WHAT THE TASK REQUIRES
Report back each line of the records that contains the string "технологическое".
>> Start DATASET RECORDS
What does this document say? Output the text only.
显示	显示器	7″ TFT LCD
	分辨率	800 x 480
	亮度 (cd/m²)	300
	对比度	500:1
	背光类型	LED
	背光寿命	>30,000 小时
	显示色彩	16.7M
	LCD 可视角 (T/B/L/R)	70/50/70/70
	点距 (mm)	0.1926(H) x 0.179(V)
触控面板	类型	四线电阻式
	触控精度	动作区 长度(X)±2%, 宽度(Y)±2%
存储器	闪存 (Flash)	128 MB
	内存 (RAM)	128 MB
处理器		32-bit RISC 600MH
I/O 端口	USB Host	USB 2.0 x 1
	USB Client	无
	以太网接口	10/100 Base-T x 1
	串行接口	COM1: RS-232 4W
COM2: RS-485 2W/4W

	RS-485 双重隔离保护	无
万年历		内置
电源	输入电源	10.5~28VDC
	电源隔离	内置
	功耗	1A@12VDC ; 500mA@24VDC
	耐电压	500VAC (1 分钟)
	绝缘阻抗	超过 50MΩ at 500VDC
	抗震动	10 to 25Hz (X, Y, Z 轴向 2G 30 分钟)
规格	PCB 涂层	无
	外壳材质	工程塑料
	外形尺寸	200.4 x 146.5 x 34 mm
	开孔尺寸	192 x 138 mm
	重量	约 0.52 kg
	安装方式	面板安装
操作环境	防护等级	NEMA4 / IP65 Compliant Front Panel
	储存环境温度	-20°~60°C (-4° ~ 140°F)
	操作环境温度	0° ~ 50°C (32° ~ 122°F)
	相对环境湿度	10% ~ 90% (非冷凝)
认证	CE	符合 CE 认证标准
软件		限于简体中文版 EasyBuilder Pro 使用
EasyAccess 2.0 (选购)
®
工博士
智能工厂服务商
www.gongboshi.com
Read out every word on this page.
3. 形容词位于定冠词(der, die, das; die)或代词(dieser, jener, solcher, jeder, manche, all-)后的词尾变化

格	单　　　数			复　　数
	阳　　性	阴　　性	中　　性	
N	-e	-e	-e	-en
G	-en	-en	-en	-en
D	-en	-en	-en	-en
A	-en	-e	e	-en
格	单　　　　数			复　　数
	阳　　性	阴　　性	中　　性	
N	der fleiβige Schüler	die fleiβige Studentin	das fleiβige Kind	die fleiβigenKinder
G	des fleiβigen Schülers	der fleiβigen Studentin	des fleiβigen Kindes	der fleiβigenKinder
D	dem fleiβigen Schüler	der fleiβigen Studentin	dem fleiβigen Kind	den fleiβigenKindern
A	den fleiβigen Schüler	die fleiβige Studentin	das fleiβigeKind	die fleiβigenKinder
>> End DATASET RECORDS
>> Start DATASET RECORDS
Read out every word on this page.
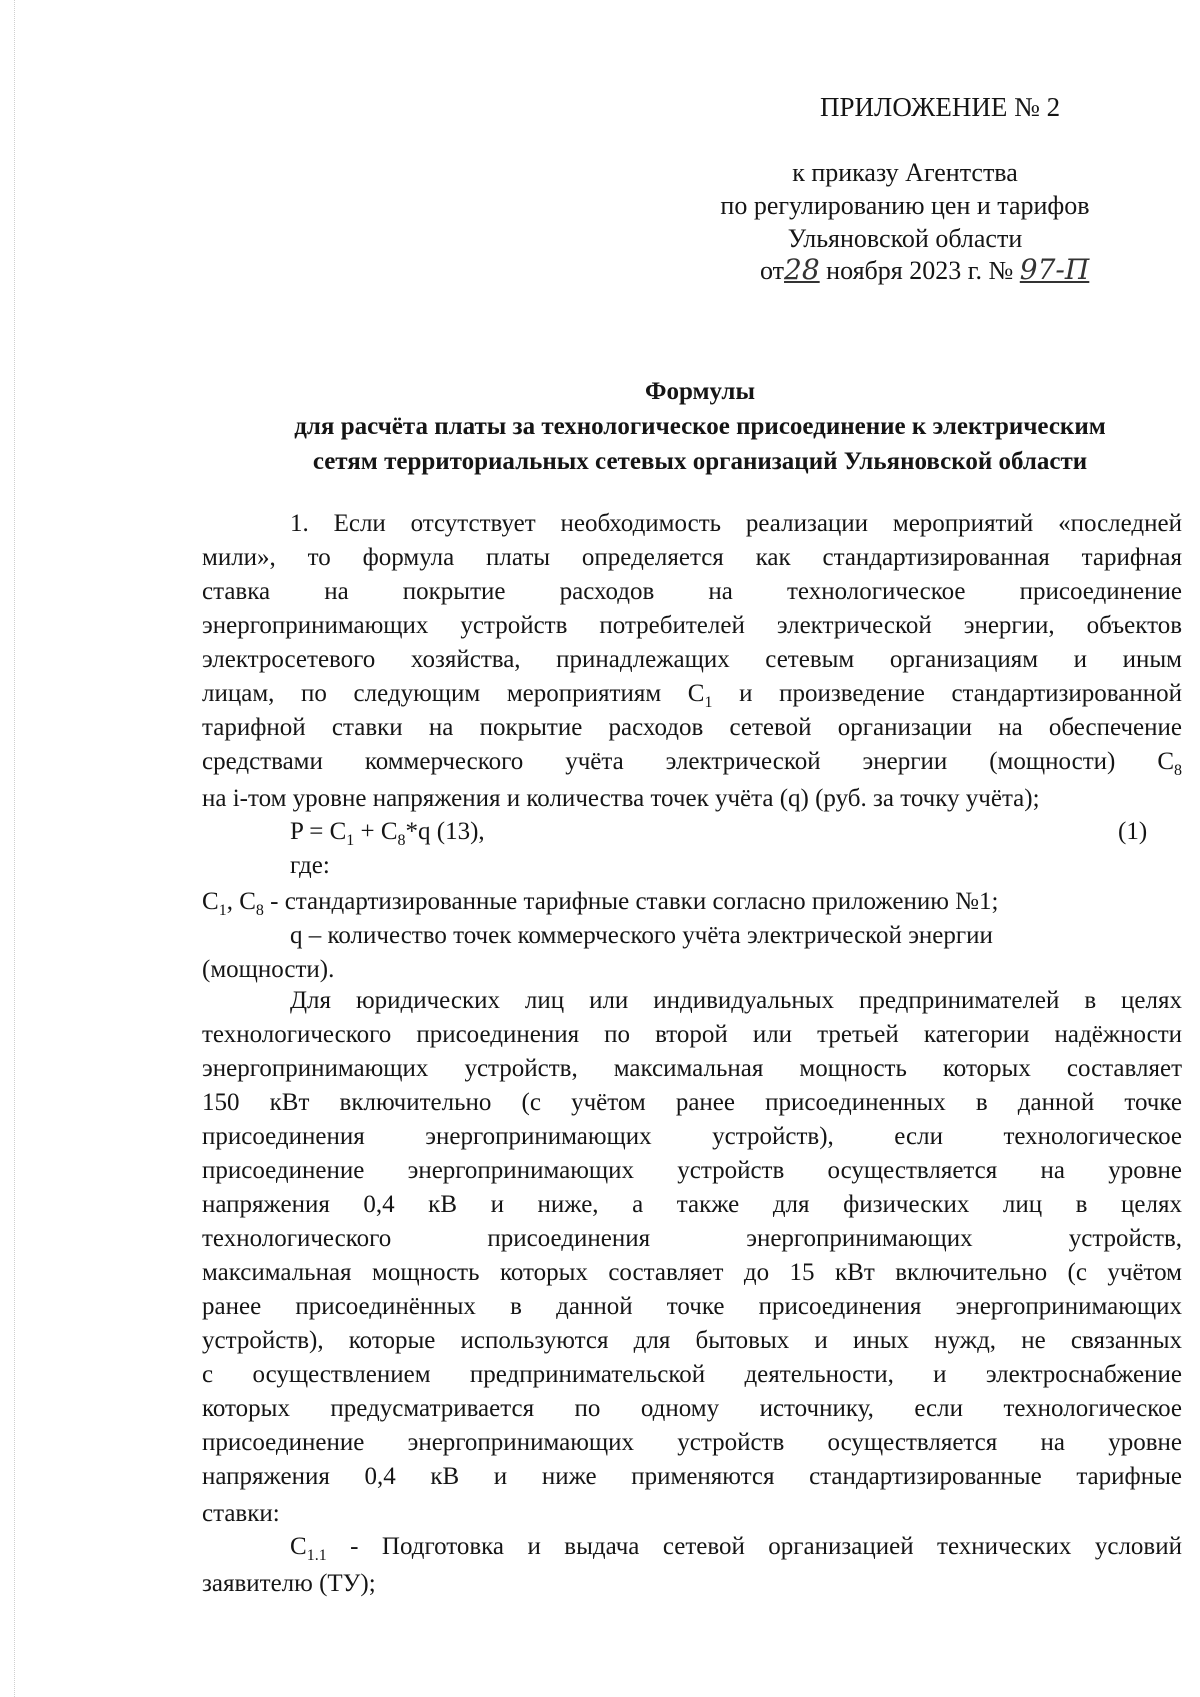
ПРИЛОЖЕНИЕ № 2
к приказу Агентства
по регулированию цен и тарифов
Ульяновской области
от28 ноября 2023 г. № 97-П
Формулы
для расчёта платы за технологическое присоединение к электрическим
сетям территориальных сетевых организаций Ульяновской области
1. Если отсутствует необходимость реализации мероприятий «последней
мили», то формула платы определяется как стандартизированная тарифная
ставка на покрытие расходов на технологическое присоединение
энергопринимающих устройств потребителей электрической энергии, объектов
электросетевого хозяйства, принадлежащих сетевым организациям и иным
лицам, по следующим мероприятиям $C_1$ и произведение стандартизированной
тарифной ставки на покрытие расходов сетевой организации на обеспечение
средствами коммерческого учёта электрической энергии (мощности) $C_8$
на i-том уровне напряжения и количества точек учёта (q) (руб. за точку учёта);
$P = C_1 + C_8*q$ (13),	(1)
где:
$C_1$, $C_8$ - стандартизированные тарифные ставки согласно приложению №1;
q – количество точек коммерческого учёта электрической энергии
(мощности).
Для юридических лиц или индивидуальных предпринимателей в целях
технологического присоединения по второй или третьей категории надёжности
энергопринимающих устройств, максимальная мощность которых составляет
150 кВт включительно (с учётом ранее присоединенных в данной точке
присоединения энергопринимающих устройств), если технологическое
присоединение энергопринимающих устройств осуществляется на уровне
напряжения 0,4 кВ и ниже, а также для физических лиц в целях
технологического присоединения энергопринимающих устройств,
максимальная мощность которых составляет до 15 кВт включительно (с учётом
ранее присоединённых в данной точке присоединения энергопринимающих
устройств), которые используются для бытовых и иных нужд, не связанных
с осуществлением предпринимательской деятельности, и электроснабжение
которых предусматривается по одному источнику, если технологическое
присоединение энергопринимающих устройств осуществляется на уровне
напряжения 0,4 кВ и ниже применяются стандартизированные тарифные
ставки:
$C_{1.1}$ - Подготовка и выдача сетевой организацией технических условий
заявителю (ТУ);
>> End DATASET RECORDS
FINAL ANSWER
для расчёта платы за технологическое присоединение к электрическим
ставка на покрытие расходов на технологическое присоединение
присоединения энергопринимающих устройств), если технологическое
которых предусматривается по одному источнику, если технологическое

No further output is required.